Data lines:
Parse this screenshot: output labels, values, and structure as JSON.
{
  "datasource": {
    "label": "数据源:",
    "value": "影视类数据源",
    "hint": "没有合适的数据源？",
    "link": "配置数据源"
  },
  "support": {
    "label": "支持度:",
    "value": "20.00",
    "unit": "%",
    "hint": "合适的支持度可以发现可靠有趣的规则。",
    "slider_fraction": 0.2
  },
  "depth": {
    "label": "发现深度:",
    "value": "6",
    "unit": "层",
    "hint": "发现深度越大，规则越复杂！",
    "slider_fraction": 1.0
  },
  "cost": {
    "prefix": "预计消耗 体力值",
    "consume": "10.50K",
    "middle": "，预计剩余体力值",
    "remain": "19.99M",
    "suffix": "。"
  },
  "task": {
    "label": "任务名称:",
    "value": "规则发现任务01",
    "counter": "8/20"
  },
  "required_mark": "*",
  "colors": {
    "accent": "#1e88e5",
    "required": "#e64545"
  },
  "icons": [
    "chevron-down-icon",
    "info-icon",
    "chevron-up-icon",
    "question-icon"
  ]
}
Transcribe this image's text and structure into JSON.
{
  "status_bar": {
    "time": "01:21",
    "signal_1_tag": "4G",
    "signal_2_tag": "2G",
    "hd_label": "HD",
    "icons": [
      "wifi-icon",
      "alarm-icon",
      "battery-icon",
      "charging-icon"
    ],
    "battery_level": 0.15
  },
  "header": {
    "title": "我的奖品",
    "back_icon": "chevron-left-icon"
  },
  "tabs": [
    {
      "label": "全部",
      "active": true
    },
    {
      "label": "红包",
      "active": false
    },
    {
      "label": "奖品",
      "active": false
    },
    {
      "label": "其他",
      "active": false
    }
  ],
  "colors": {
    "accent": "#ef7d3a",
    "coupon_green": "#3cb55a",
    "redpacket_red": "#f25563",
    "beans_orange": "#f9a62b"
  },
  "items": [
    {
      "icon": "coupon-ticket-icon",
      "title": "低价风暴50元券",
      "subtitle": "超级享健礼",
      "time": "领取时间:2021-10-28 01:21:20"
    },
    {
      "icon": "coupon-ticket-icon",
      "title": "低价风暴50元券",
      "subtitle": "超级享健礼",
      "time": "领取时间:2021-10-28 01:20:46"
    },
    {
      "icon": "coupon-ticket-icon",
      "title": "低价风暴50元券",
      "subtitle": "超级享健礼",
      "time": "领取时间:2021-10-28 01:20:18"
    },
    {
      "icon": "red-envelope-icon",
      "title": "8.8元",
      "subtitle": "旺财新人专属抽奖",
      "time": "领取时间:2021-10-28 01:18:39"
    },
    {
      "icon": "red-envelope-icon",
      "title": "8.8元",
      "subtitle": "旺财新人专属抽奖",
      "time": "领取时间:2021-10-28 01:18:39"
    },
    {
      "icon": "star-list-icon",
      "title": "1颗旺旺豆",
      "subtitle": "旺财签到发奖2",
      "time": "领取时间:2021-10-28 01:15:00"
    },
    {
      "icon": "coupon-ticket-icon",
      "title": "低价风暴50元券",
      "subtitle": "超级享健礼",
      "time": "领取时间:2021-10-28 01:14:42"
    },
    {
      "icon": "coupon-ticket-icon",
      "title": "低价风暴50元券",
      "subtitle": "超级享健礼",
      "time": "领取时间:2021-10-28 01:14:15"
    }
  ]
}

Work to be completed: Return every line of the material exactly.

Written reply:
Parse this screenshot: output labels, values, and structure as JSON.
{
  "datasource": {
    "label": "数据源:",
    "value": "影视类数据源",
    "hint": "没有合适的数据源？",
    "link": "配置数据源"
  },
  "support": {
    "label": "支持度:",
    "value": "20.00",
    "unit": "%",
    "hint": "合适的支持度可以发现可靠有趣的规则。",
    "slider_fraction": 0.2
  },
  "depth": {
    "label": "发现深度:",
    "value": "6",
    "unit": "层",
    "hint": "发现深度越大，规则越复杂！",
    "slider_fraction": 1.0
  },
  "cost": {
    "prefix": "预计消耗 体力值",
    "consume": "10.50K",
    "middle": "，预计剩余体力值",
    "remain": "19.99M",
    "suffix": "。"
  },
  "task": {
    "label": "任务名称:",
    "value": "规则发现任务01",
    "counter": "8/20"
  },
  "required_mark": "*",
  "colors": {
    "accent": "#1e88e5",
    "required": "#e64545"
  },
  "icons": [
    "chevron-down-icon",
    "info-icon",
    "chevron-up-icon",
    "question-icon"
  ]
}
Transcribe this image's text and structure into JSON.
{
  "status_bar": {
    "time": "01:21",
    "signal_1_tag": "4G",
    "signal_2_tag": "2G",
    "hd_label": "HD",
    "icons": [
      "wifi-icon",
      "alarm-icon",
      "battery-icon",
      "charging-icon"
    ],
    "battery_level": 0.15
  },
  "header": {
    "title": "我的奖品",
    "back_icon": "chevron-left-icon"
  },
  "tabs": [
    {
      "label": "全部",
      "active": true
    },
    {
      "label": "红包",
      "active": false
    },
    {
      "label": "奖品",
      "active": false
    },
    {
      "label": "其他",
      "active": false
    }
  ],
  "colors": {
    "accent": "#ef7d3a",
    "coupon_green": "#3cb55a",
    "redpacket_red": "#f25563",
    "beans_orange": "#f9a62b"
  },
  "items": [
    {
      "icon": "coupon-ticket-icon",
      "title": "低价风暴50元券",
      "subtitle": "超级享健礼",
      "time": "领取时间:2021-10-28 01:21:20"
    },
    {
      "icon": "coupon-ticket-icon",
      "title": "低价风暴50元券",
      "subtitle": "超级享健礼",
      "time": "领取时间:2021-10-28 01:20:46"
    },
    {
      "icon": "coupon-ticket-icon",
      "title": "低价风暴50元券",
      "subtitle": "超级享健礼",
      "time": "领取时间:2021-10-28 01:20:18"
    },
    {
      "icon": "red-envelope-icon",
      "title": "8.8元",
      "subtitle": "旺财新人专属抽奖",
      "time": "领取时间:2021-10-28 01:18:39"
    },
    {
      "icon": "red-envelope-icon",
      "title": "8.8元",
      "subtitle": "旺财新人专属抽奖",
      "time": "领取时间:2021-10-28 01:18:39"
    },
    {
      "icon": "star-list-icon",
      "title": "1颗旺旺豆",
      "subtitle": "旺财签到发奖2",
      "time": "领取时间:2021-10-28 01:15:00"
    },
    {
      "icon": "coupon-ticket-icon",
      "title": "低价风暴50元券",
      "subtitle": "超级享健礼",
      "time": "领取时间:2021-10-28 01:14:42"
    },
    {
      "icon": "coupon-ticket-icon",
      "title": "低价风暴50元券",
      "subtitle": "超级享健礼",
      "time": "领取时间:2021-10-28 01:14:15"
    }
  ]
}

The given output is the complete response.